▶ **Records for the exercise**:
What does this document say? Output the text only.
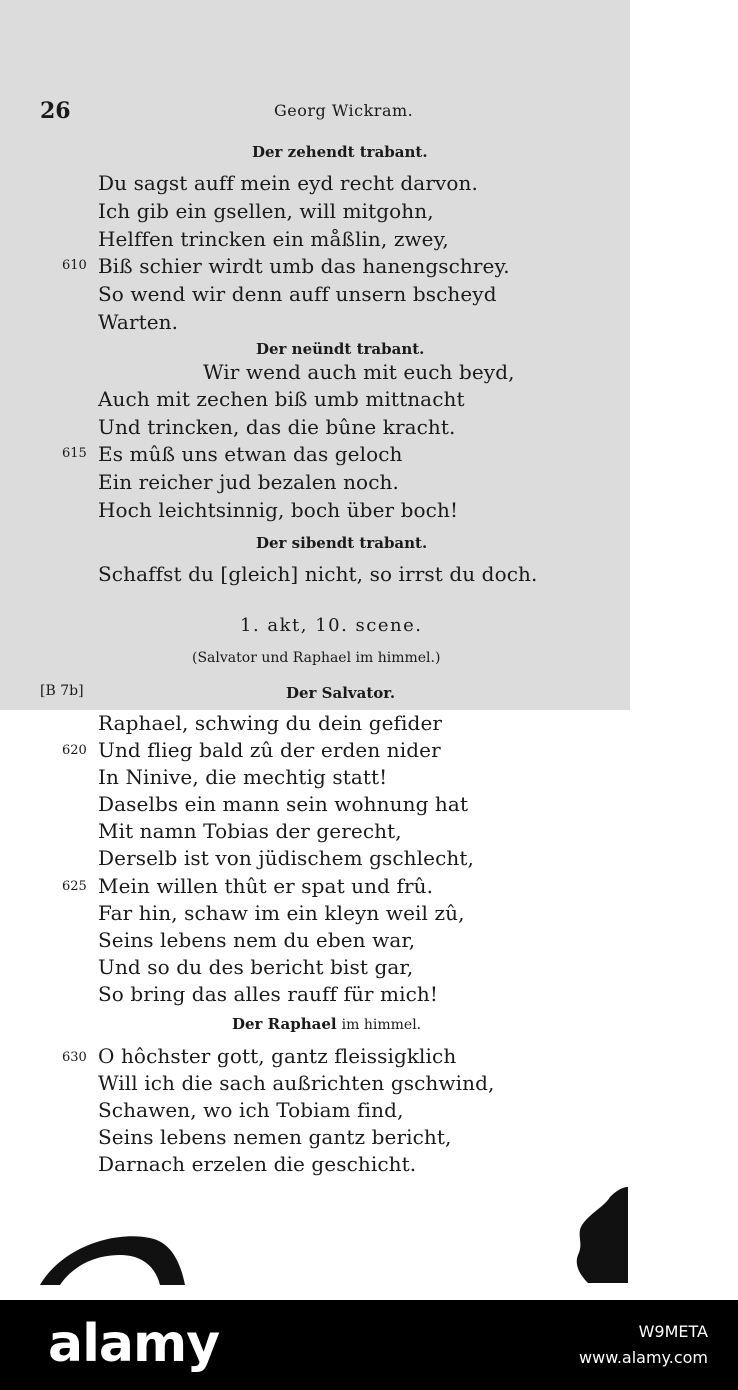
26	Georg Wickram.
Der zehendt trabant.
Du sagst auff mein eyd recht darvon.
Ich gib ein gsellen, will mitgohn,
Helffen trincken ein måßlin, zwey,
610 Biß schier wirdt umb das hanengschrey.
So wend wir denn auff unsern bscheyd
Warten.
Der neündt trabant.
Wir wend auch mit euch beyd,
Auch mit zechen biß umb mittnacht
Und trincken, das die bûne kracht.
615 Es mûß uns etwan das geloch
Ein reicher jud bezalen noch.
Hoch leichtsinnig, boch über boch!
Der sibendt trabant.
Schaffst du [gleich] nicht, so irrst du doch.
1. akt, 10. scene.
(Salvator und Raphael im himmel.)
[B 7b]	Der Salvator.
Raphael, schwing du dein gefider
620 Und flieg bald zû der erden nider
In Ninive, die mechtig statt!
Daselbs ein mann sein wohnung hat
Mit namn Tobias der gerecht,
Derselb ist von jüdischem gschlecht,
625 Mein willen thût er spat und frû.
Far hin, schaw im ein kleyn weil zû,
Seins lebens nem du eben war,
Und so du des bericht bist gar,
So bring das alles rauff für mich!
Der Raphael im himmel.
630 O hôchster gott, gantz fleissigklich
Will ich die sach außrichten gschwind,
Schawen, wo ich Tobiam find,
Seins lebens nemen gantz bericht,
Darnach erzelen die geschicht.
alamy	W9META
www.alamy.com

▶ **What the task requires**: Leave the pictures out and print the records above exactly as they stand.

▶ **Worked solution**:
What does this document say? Output the text only.
26	Georg Wickram.
Der zehendt trabant.
Du sagst auff mein eyd recht darvon.
Ich gib ein gsellen, will mitgohn,
Helffen trincken ein måßlin, zwey,
610 Biß schier wirdt umb das hanengschrey.
So wend wir denn auff unsern bscheyd
Warten.
Der neündt trabant.
Wir wend auch mit euch beyd,
Auch mit zechen biß umb mittnacht
Und trincken, das die bûne kracht.
615 Es mûß uns etwan das geloch
Ein reicher jud bezalen noch.
Hoch leichtsinnig, boch über boch!
Der sibendt trabant.
Schaffst du [gleich] nicht, so irrst du doch.
1. akt, 10. scene.
(Salvator und Raphael im himmel.)
[B 7b]	Der Salvator.
Raphael, schwing du dein gefider
620 Und flieg bald zû der erden nider
In Ninive, die mechtig statt!
Daselbs ein mann sein wohnung hat
Mit namn Tobias der gerecht,
Derselb ist von jüdischem gschlecht,
625 Mein willen thût er spat und frû.
Far hin, schaw im ein kleyn weil zû,
Seins lebens nem du eben war,
Und so du des bericht bist gar,
So bring das alles rauff für mich!
Der Raphael im himmel.
630 O hôchster gott, gantz fleissigklich
Will ich die sach außrichten gschwind,
Schawen, wo ich Tobiam find,
Seins lebens nemen gantz bericht,
Darnach erzelen die geschicht.
alamy	W9META
www.alamy.com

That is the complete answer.